INSTRUCTIONS TO FOLLOW: Transcribe all the entries word for word, but omit the images.
_ _ _ _
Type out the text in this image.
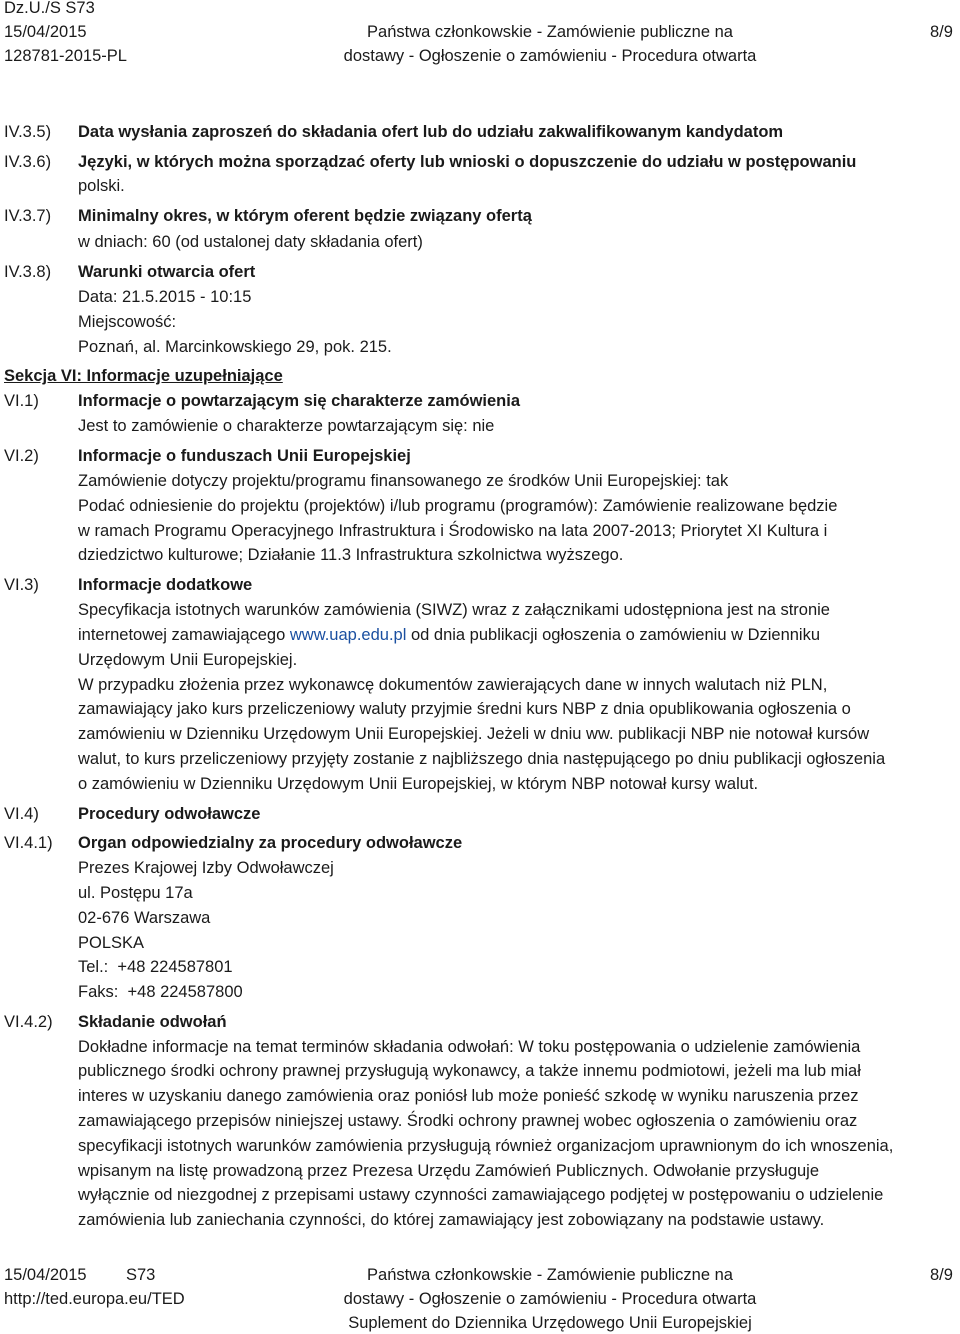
Dz.U./S S73
15/04/2015
128781-2015-PL
Państwa członkowskie - Zamówienie publiczne na
dostawy - Ogłoszenie o zamówieniu - Procedura otwarta
8/9
IV.3.5) Data wysłania zaproszeń do składania ofert lub do udziału zakwalifikowanym kandydatom
IV.3.6) Języki, w których można sporządzać oferty lub wnioski o dopuszczenie do udziału w postępowaniu
polski.
IV.3.7) Minimalny okres, w którym oferent będzie związany ofertą
w dniach: 60 (od ustalonej daty składania ofert)
IV.3.8) Warunki otwarcia ofert
Data: 21.5.2015 - 10:15
Miejscowość:
Poznań, al. Marcinkowskiego 29, pok. 215.
Sekcja VI: Informacje uzupełniające
VI.1) Informacje o powtarzającym się charakterze zamówienia
Jest to zamówienie o charakterze powtarzającym się: nie
VI.2) Informacje o funduszach Unii Europejskiej
Zamówienie dotyczy projektu/programu finansowanego ze środków Unii Europejskiej: tak
Podać odniesienie do projektu (projektów) i/lub programu (programów): Zamówienie realizowane będzie
w ramach Programu Operacyjnego Infrastruktura i Środowisko na lata 2007-2013; Priorytet XI Kultura i
dziedzictwo kulturowe; Działanie 11.3 Infrastruktura szkolnictwa wyższego.
VI.3) Informacje dodatkowe
Specyfikacja istotnych warunków zamówienia (SIWZ) wraz z załącznikami udostępniona jest na stronie
internetowej zamawiającego www.uap.edu.pl od dnia publikacji ogłoszenia o zamówieniu w Dzienniku
Urzędowym Unii Europejskiej.
W przypadku złożenia przez wykonawcę dokumentów zawierających dane w innych walutach niż PLN,
zamawiający jako kurs przeliczeniowy waluty przyjmie średni kurs NBP z dnia opublikowania ogłoszenia o
zamówieniu w Dzienniku Urzędowym Unii Europejskiej. Jeżeli w dniu ww. publikacji NBP nie notował kursów
walut, to kurs przeliczeniowy przyjęty zostanie z najbliższego dnia następującego po dniu publikacji ogłoszenia
o zamówieniu w Dzienniku Urzędowym Unii Europejskiej, w którym NBP notował kursy walut.
VI.4) Procedury odwoławcze
VI.4.1) Organ odpowiedzialny za procedury odwoławcze
Prezes Krajowej Izby Odwoławczej
ul. Postępu 17a
02-676 Warszawa
POLSKA
Tel.:  +48 224587801
Faks:  +48 224587800
VI.4.2) Składanie odwołań
Dokładne informacje na temat terminów składania odwołań: W toku postępowania o udzielenie zamówienia
publicznego środki ochrony prawnej przysługują wykonawcy, a także innemu podmiotowi, jeżeli ma lub miał
interes w uzyskaniu danego zamówienia oraz poniósł lub może ponieść szkodę w wyniku naruszenia przez
zamawiającego przepisów niniejszej ustawy. Środki ochrony prawnej wobec ogłoszenia o zamówieniu oraz
specyfikacji istotnych warunków zamówienia przysługują również organizacjom uprawnionym do ich wnoszenia,
wpisanym na listę prowadzoną przez Prezesa Urzędu Zamówień Publicznych. Odwołanie przysługuje
wyłącznie od niezgodnej z przepisami ustawy czynności zamawiającego podjętej w postępowaniu o udzielenie
zamówienia lub zaniechania czynności, do której zamawiający jest zobowiązany na podstawie ustawy.
15/04/2015 S73
http://ted.europa.eu/TED
Państwa członkowskie - Zamówienie publiczne na
dostawy - Ogłoszenie o zamówieniu - Procedura otwarta
Suplement do Dziennika Urzędowego Unii Europejskiej
8/9
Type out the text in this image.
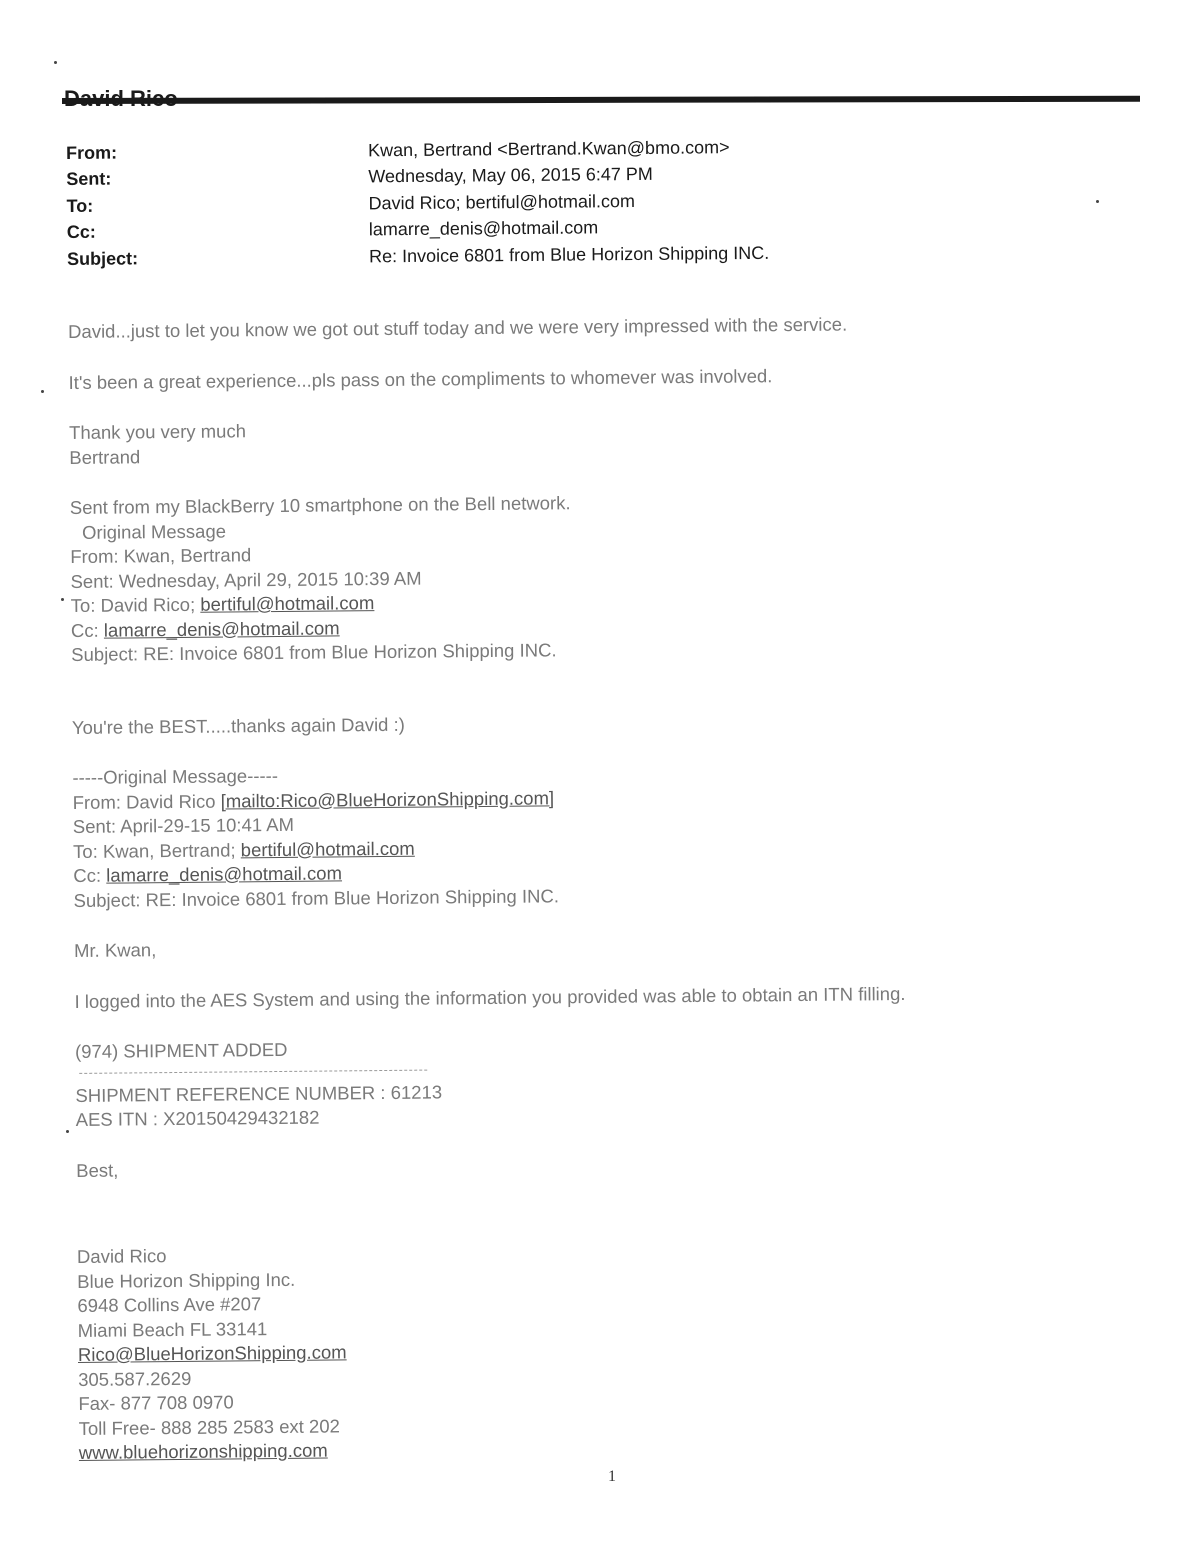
From:	Kwan, Bertrand <Bertrand.Kwan@bmo.com>
Sent:	Wednesday, May 06, 2015 6:47 PM
To:	David Rico; bertiful@hotmail.com
Cc:	lamarre_denis@hotmail.com
Subject:	Re: Invoice 6801 from Blue Horizon Shipping INC.
David...just to let you know we got out stuff today and we were very impressed with the service.
It's been a great experience...pls pass on the compliments to whomever was involved.
Thank you very much
Bertrand
Sent from my BlackBerry 10 smartphone on the Bell network.
Original Message
From: Kwan, Bertrand
Sent: Wednesday, April 29, 2015 10:39 AM
To: David Rico; bertiful@hotmail.com
Cc: lamarre_denis@hotmail.com
Subject: RE: Invoice 6801 from Blue Horizon Shipping INC.
You're the BEST.....thanks again David :)
-----Original Message-----
From: David Rico [mailto:Rico@BlueHorizonShipping.com]
Sent: April-29-15 10:41 AM
To: Kwan, Bertrand; bertiful@hotmail.com
Cc: lamarre_denis@hotmail.com
Subject: RE: Invoice 6801 from Blue Horizon Shipping INC.
Mr. Kwan,
I logged into the AES System and using the information you provided was able to obtain an ITN filling.
(974) SHIPMENT ADDED
SHIPMENT REFERENCE NUMBER : 61213
AES ITN : X20150429432182
Best,
David Rico
Blue Horizon Shipping Inc.
6948 Collins Ave #207
Miami Beach FL 33141
Rico@BlueHorizonShipping.com
305.587.2629
Fax- 877 708 0970
Toll Free- 888 285 2583 ext 202
www.bluehorizonshipping.com
1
_ _ _ _
FINISHED EXERCISE:
Type out the text in this image.
Dz.U./S S73
15/04/2015
128781-2015-PL
Państwa członkowskie - Zamówienie publiczne na
dostawy - Ogłoszenie o zamówieniu - Procedura otwarta
8/9
IV.3.5) Data wysłania zaproszeń do składania ofert lub do udziału zakwalifikowanym kandydatom
IV.3.6) Języki, w których można sporządzać oferty lub wnioski o dopuszczenie do udziału w postępowaniu
polski.
IV.3.7) Minimalny okres, w którym oferent będzie związany ofertą
w dniach: 60 (od ustalonej daty składania ofert)
IV.3.8) Warunki otwarcia ofert
Data: 21.5.2015 - 10:15
Miejscowość:
Poznań, al. Marcinkowskiego 29, pok. 215.
Sekcja VI: Informacje uzupełniające
VI.1) Informacje o powtarzającym się charakterze zamówienia
Jest to zamówienie o charakterze powtarzającym się: nie
VI.2) Informacje o funduszach Unii Europejskiej
Zamówienie dotyczy projektu/programu finansowanego ze środków Unii Europejskiej: tak
Podać odniesienie do projektu (projektów) i/lub programu (programów): Zamówienie realizowane będzie
w ramach Programu Operacyjnego Infrastruktura i Środowisko na lata 2007-2013; Priorytet XI Kultura i
dziedzictwo kulturowe; Działanie 11.3 Infrastruktura szkolnictwa wyższego.
VI.3) Informacje dodatkowe
Specyfikacja istotnych warunków zamówienia (SIWZ) wraz z załącznikami udostępniona jest na stronie
internetowej zamawiającego www.uap.edu.pl od dnia publikacji ogłoszenia o zamówieniu w Dzienniku
Urzędowym Unii Europejskiej.
W przypadku złożenia przez wykonawcę dokumentów zawierających dane w innych walutach niż PLN,
zamawiający jako kurs przeliczeniowy waluty przyjmie średni kurs NBP z dnia opublikowania ogłoszenia o
zamówieniu w Dzienniku Urzędowym Unii Europejskiej. Jeżeli w dniu ww. publikacji NBP nie notował kursów
walut, to kurs przeliczeniowy przyjęty zostanie z najbliższego dnia następującego po dniu publikacji ogłoszenia
o zamówieniu w Dzienniku Urzędowym Unii Europejskiej, w którym NBP notował kursy walut.
VI.4) Procedury odwoławcze
VI.4.1) Organ odpowiedzialny za procedury odwoławcze
Prezes Krajowej Izby Odwoławczej
ul. Postępu 17a
02-676 Warszawa
POLSKA
Tel.:  +48 224587801
Faks:  +48 224587800
VI.4.2) Składanie odwołań
Dokładne informacje na temat terminów składania odwołań: W toku postępowania o udzielenie zamówienia
publicznego środki ochrony prawnej przysługują wykonawcy, a także innemu podmiotowi, jeżeli ma lub miał
interes w uzyskaniu danego zamówienia oraz poniósł lub może ponieść szkodę w wyniku naruszenia przez
zamawiającego przepisów niniejszej ustawy. Środki ochrony prawnej wobec ogłoszenia o zamówieniu oraz
specyfikacji istotnych warunków zamówienia przysługują również organizacjom uprawnionym do ich wnoszenia,
wpisanym na listę prowadzoną przez Prezesa Urzędu Zamówień Publicznych. Odwołanie przysługuje
wyłącznie od niezgodnej z przepisami ustawy czynności zamawiającego podjętej w postępowaniu o udzielenie
zamówienia lub zaniechania czynności, do której zamawiający jest zobowiązany na podstawie ustawy.
15/04/2015 S73
http://ted.europa.eu/TED
Państwa członkowskie - Zamówienie publiczne na
dostawy - Ogłoszenie o zamówieniu - Procedura otwarta
Suplement do Dziennika Urzędowego Unii Europejskiej
8/9
Type out the text in this image.
From:	Kwan, Bertrand <Bertrand.Kwan@bmo.com>
Sent:	Wednesday, May 06, 2015 6:47 PM
To:	David Rico; bertiful@hotmail.com
Cc:	lamarre_denis@hotmail.com
Subject:	Re: Invoice 6801 from Blue Horizon Shipping INC.
David...just to let you know we got out stuff today and we were very impressed with the service.
It's been a great experience...pls pass on the compliments to whomever was involved.
Thank you very much
Bertrand
Sent from my BlackBerry 10 smartphone on the Bell network.
Original Message
From: Kwan, Bertrand
Sent: Wednesday, April 29, 2015 10:39 AM
To: David Rico; bertiful@hotmail.com
Cc: lamarre_denis@hotmail.com
Subject: RE: Invoice 6801 from Blue Horizon Shipping INC.
You're the BEST.....thanks again David :)
-----Original Message-----
From: David Rico [mailto:Rico@BlueHorizonShipping.com]
Sent: April-29-15 10:41 AM
To: Kwan, Bertrand; bertiful@hotmail.com
Cc: lamarre_denis@hotmail.com
Subject: RE: Invoice 6801 from Blue Horizon Shipping INC.
Mr. Kwan,
I logged into the AES System and using the information you provided was able to obtain an ITN filling.
(974) SHIPMENT ADDED
SHIPMENT REFERENCE NUMBER : 61213
AES ITN : X20150429432182
Best,
David Rico
Blue Horizon Shipping Inc.
6948 Collins Ave #207
Miami Beach FL 33141
Rico@BlueHorizonShipping.com
305.587.2629
Fax- 877 708 0970
Toll Free- 888 285 2583 ext 202
www.bluehorizonshipping.com
1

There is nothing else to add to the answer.